From the outset, Chekhov wanted his travelogue to be illustrated, though he had failed to hire an artist for the duration of the trip since they all had requested enormous fees from a writer of limited means. In the Sakhalin village of Due, the starting point of the notorious penal labor system, Chekhov met a local telegraph official, Innokentiy Pavlovsky, an ardent amateur photographer. Chekhov then decided to try and illustrate his forthcoming book with photos, for which he personally compiled a list of subjects and themes. Many Pavlovsky pictures currently displayed at the show were premised on Chekhov’s own ideas, which is proven by the photographer’s letters to the writer soliciting admission to the penal colonies. This fateful meeting went down in the history of Russian photography, as no-one before had captured the everyday living of the prisoners, settlers, and colonists of Sakhalin.
Another amateur photographer was the physician on board of the «Petersburg» steamship, Alexander Scherbak. The 50 days Chekhov spent sailing cemented their friendship. It was Scherbak who took all the pictures during the voyage escorting the prisoners from mainland Russia to Sakhalin. Before he died on that steamship, he had willed all his negatives to Chekhov, while all of his possessions, mostly books and letters, were sent over to the Odessa Port Chancellery.
Sadly, for reasons unknown, the illustrated version of «Sakhalin Island» never saw the light of day.
125 Years Later
The modern tradition of documentary group portraiture dates back about 100 years, to the turn of the century when German photographer August Sander, one of the movement’s cofounders, initiated his most celebrated project «People of the 20th Century». His was a vision of austerity and detachment that prided itself on the hard objectivity of «Neue Sachlichkeit» as it maintained a precarious balance between staged photography and authenticity in a painstaking attempt to catalogue the reality around the author. Sander’s legacy is now easily identifiable in the New York and, especially, Dusseldorf schools of photography. His motto, «To look, to observe, to think,» has been adopted by the conceptual photographers of the 20th century and still influences documentary filmmakers and video artists.
The «On the Edge» multimedia research project is a kind of video-census of Sakhalin based on the statistics on local population. In «I’m Here Because», 100 people from different regions of Sakhalin and the Kuril Islands relate their exceptional stories on camera.
125 years after Chekhov «discovered» Sakhalin, we now have the chance to see a group portrait of our contemporaries who inhabit the island.

(Exercise description):
Using the Sakhalin text, explain in one to three sentences why Chekhov failed to hire an artist for his trip.

(Information shown):
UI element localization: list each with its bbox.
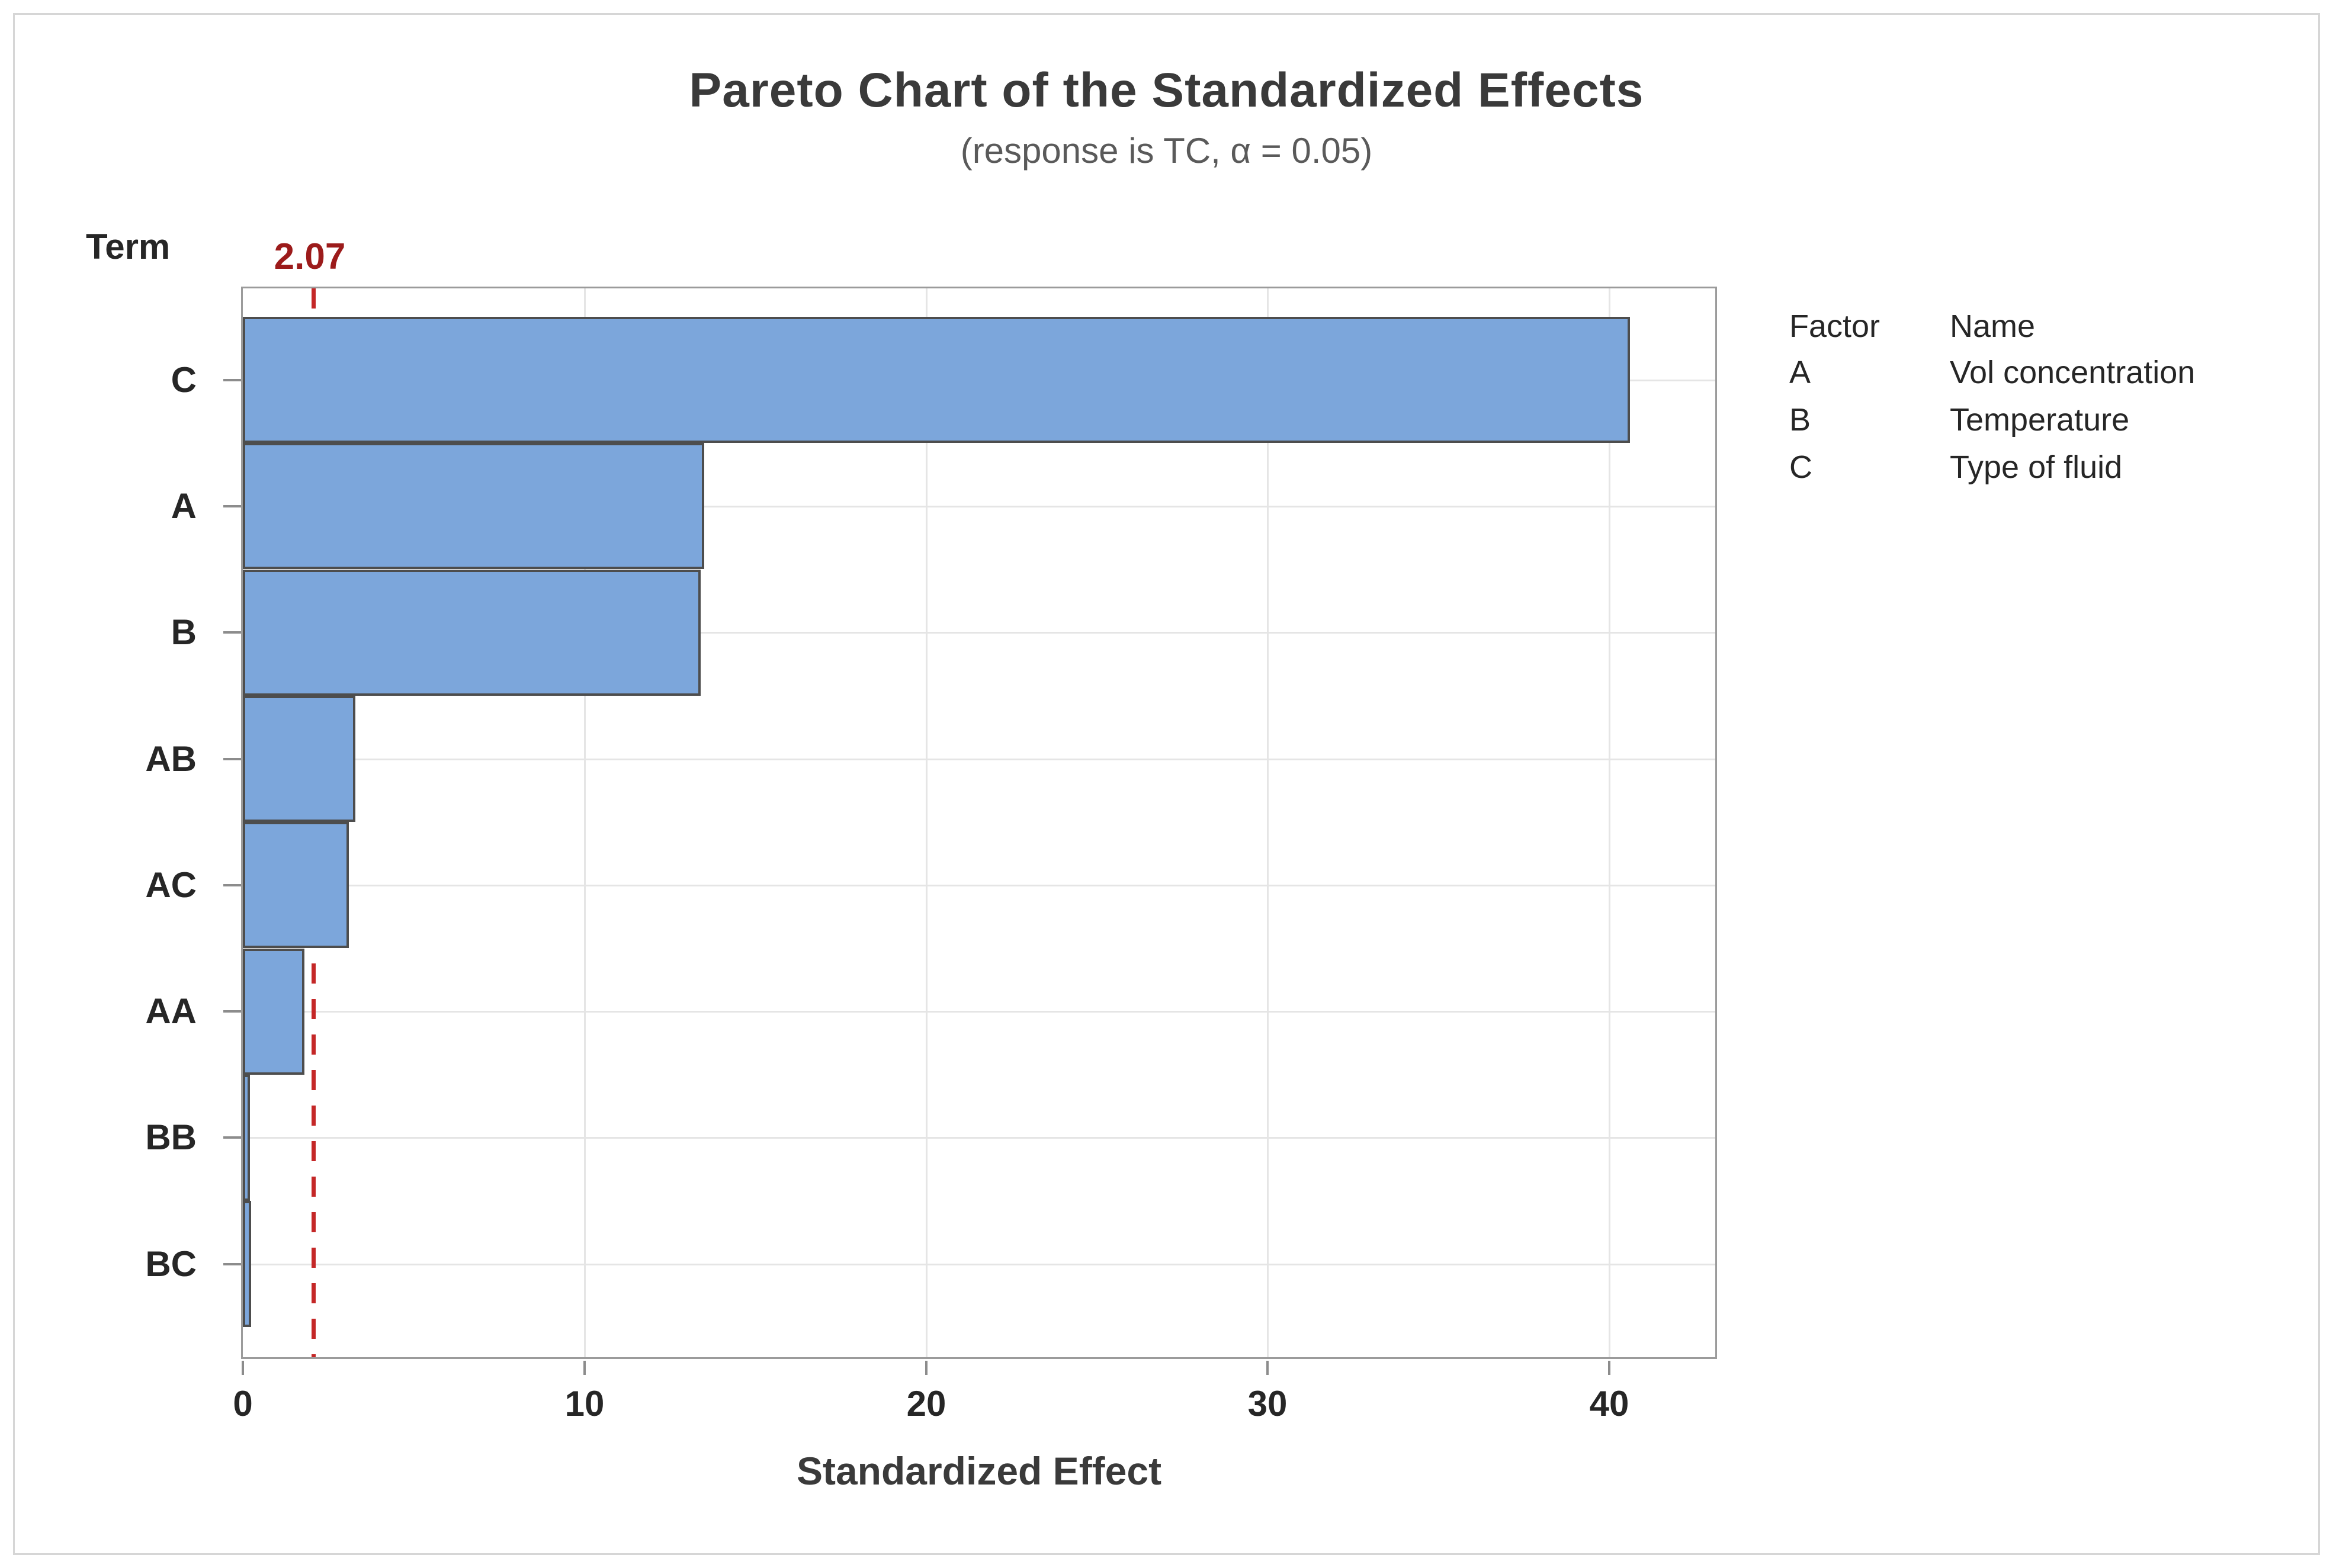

(Task response):
Every artist he approached asked for enormous fees, and Chekhov was a writer of limited means. Unable to pay, he went without an artist for the trip.